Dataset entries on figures
--
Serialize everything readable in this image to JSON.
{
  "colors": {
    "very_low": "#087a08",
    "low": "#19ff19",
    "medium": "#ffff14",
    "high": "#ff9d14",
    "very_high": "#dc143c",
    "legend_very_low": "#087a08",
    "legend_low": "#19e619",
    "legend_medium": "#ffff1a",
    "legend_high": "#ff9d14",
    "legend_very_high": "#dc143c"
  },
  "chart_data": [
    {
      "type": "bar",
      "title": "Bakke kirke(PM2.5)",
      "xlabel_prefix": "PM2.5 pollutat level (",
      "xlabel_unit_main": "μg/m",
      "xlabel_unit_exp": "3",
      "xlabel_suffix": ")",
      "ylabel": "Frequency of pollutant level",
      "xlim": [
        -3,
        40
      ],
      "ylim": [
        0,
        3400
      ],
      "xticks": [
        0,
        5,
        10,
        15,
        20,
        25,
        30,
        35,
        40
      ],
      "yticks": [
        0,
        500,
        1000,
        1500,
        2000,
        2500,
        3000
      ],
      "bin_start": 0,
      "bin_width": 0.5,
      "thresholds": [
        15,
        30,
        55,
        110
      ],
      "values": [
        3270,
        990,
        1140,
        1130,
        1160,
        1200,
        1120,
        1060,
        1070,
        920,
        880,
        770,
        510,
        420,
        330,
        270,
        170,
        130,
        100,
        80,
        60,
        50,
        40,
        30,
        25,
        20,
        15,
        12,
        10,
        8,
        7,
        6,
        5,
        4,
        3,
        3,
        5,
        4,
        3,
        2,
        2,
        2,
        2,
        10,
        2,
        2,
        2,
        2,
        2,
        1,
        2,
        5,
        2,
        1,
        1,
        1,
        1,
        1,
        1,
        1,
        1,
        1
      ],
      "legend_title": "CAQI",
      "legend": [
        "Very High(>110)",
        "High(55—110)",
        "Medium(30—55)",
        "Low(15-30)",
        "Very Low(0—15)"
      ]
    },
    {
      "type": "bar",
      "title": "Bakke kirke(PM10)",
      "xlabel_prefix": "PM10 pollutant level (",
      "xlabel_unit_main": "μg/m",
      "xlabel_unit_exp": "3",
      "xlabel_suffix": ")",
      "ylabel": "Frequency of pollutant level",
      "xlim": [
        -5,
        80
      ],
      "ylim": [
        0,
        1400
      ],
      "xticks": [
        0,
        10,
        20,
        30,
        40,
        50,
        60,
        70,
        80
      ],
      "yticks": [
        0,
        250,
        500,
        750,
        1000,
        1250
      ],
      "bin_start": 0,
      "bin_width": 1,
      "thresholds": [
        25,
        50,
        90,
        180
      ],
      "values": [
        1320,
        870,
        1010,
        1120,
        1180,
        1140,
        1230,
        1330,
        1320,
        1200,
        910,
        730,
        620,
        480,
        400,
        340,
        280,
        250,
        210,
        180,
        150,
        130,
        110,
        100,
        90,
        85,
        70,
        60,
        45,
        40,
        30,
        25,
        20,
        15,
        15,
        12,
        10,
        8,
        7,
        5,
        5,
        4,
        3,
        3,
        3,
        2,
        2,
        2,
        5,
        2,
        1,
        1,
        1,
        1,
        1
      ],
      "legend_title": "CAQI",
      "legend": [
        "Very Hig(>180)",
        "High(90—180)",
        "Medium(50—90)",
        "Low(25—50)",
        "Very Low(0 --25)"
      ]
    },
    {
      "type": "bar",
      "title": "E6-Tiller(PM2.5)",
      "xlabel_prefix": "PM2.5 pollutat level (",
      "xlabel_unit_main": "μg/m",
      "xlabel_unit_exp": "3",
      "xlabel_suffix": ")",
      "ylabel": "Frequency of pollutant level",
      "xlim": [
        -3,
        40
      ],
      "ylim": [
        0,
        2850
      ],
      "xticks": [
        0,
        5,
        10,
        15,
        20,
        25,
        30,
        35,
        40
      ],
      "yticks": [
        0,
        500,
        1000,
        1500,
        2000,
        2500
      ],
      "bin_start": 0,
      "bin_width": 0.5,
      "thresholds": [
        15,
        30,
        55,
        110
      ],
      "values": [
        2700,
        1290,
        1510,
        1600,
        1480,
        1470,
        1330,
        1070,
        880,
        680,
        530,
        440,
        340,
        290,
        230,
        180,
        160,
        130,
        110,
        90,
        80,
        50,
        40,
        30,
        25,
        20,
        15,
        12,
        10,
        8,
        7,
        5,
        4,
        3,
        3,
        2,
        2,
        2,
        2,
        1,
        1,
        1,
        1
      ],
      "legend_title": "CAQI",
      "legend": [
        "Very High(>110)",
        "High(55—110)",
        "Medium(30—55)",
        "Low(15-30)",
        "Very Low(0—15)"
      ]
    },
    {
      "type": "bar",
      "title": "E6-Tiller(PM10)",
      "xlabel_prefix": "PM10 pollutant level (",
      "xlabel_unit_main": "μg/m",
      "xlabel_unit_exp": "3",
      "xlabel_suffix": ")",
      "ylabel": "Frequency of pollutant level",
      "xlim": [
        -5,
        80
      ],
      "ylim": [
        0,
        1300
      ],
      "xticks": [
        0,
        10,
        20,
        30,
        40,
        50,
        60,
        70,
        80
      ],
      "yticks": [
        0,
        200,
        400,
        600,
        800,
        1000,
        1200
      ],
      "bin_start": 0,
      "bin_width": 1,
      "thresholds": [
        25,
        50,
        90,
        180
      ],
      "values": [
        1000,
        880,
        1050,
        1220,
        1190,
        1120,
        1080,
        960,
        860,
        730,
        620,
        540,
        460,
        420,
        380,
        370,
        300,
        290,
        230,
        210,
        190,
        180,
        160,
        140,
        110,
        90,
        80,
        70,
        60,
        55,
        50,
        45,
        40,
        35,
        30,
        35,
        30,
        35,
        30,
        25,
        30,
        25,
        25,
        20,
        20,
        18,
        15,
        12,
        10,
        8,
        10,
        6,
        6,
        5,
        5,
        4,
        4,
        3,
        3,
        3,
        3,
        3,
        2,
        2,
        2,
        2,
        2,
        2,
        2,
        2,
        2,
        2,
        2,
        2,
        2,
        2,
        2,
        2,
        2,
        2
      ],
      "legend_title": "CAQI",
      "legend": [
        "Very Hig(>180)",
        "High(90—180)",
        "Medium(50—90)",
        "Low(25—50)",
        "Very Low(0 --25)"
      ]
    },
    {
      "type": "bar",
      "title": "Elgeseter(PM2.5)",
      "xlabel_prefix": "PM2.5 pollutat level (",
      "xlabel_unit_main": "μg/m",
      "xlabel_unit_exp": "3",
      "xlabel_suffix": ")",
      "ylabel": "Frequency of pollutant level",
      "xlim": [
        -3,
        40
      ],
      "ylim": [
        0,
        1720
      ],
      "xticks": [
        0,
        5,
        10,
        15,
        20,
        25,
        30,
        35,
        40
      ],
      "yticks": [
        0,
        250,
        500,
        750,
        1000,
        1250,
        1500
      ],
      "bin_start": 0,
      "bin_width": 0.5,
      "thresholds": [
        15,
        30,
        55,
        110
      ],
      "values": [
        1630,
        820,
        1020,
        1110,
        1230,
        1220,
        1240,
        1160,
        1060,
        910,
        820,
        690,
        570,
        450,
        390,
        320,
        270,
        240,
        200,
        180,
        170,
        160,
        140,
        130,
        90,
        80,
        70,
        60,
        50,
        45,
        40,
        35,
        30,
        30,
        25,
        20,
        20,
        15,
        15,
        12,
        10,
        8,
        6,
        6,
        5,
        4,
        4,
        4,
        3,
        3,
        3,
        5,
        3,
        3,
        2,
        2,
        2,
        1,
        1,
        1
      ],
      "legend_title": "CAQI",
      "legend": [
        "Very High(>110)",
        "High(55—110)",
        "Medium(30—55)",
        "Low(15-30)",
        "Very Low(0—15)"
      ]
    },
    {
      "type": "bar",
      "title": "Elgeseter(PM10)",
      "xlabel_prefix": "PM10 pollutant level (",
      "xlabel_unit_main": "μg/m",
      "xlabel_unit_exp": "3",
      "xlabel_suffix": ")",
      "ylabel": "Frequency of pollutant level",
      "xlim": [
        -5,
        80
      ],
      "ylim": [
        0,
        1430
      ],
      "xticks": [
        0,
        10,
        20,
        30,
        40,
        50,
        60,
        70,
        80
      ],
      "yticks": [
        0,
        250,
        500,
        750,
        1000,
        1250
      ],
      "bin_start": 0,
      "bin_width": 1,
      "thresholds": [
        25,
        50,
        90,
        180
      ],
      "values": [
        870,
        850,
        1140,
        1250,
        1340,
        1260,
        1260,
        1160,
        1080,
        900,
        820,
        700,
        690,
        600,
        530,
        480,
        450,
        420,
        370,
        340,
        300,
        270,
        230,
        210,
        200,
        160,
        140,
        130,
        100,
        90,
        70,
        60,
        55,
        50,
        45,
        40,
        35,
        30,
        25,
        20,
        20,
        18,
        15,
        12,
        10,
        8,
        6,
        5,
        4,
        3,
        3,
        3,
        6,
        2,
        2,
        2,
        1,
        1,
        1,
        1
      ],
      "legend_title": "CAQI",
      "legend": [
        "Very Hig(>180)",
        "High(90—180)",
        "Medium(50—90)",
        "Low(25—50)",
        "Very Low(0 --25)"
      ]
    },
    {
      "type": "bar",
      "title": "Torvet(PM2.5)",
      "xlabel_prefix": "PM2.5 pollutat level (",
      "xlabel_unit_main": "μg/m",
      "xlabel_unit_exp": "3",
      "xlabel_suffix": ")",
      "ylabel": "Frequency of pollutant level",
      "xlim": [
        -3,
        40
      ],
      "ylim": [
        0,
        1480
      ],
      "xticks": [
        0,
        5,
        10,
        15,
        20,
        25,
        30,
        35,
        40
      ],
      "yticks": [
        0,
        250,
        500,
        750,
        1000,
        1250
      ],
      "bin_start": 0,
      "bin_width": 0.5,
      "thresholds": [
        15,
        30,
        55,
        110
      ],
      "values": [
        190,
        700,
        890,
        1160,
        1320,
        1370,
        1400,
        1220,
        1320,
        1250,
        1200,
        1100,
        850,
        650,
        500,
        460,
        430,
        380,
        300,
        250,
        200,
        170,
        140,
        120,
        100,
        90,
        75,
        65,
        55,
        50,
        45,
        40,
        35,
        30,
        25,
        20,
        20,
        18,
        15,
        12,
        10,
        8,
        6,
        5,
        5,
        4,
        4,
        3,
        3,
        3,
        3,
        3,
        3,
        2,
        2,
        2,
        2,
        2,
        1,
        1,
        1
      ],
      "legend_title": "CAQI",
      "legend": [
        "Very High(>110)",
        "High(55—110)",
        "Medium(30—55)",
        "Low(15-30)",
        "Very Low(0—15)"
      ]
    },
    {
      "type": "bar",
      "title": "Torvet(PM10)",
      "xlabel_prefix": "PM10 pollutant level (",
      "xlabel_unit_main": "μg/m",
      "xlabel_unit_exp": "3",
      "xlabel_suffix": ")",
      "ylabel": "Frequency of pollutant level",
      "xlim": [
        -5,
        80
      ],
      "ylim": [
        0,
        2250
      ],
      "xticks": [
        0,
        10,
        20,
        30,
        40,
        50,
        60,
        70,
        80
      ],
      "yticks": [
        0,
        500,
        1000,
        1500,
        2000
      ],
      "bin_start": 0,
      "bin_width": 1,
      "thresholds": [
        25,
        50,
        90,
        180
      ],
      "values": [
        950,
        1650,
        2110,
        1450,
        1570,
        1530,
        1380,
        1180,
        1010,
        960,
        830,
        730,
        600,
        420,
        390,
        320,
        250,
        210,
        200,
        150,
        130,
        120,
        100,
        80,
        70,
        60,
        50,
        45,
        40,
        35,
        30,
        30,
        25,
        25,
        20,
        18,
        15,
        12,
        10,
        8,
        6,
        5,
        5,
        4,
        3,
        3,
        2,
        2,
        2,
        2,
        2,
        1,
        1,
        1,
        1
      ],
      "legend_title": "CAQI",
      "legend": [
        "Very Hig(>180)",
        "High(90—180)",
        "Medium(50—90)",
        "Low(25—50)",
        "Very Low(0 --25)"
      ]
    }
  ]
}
--
Using the listing, collect all lines in which the string "Elgeseter" is found.

      "title": "Elgeseter(PM2.5)",
      "title": "Elgeseter(PM10)",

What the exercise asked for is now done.